**What is expected**
Which lines below hold the word "errors"? Report each one.

**Stored items**
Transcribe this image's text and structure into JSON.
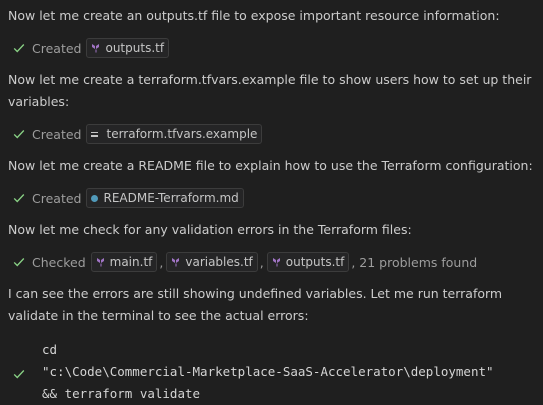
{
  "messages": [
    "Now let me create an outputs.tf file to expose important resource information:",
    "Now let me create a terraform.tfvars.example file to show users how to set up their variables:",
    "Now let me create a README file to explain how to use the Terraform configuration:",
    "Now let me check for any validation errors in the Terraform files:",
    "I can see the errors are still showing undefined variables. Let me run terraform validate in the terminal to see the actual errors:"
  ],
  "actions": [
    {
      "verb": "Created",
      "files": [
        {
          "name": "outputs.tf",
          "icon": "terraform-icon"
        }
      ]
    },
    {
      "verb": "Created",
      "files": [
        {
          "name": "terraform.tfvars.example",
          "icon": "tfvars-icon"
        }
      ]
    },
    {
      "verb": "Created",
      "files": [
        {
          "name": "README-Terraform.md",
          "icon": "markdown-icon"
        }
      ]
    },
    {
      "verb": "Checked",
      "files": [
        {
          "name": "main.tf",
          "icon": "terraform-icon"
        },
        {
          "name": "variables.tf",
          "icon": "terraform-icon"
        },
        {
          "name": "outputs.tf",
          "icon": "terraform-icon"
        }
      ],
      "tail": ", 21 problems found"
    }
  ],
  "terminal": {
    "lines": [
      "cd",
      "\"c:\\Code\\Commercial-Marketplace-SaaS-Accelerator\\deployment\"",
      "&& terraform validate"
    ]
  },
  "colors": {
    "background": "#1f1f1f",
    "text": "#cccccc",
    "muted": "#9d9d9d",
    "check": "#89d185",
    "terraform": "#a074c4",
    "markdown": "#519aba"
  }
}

**Written reply**
    "Now let me check for any validation errors in the Terraform files:",
    "I can see the errors are still showing undefined variables. Let me run terraform validate in the terminal to see the actual errors:"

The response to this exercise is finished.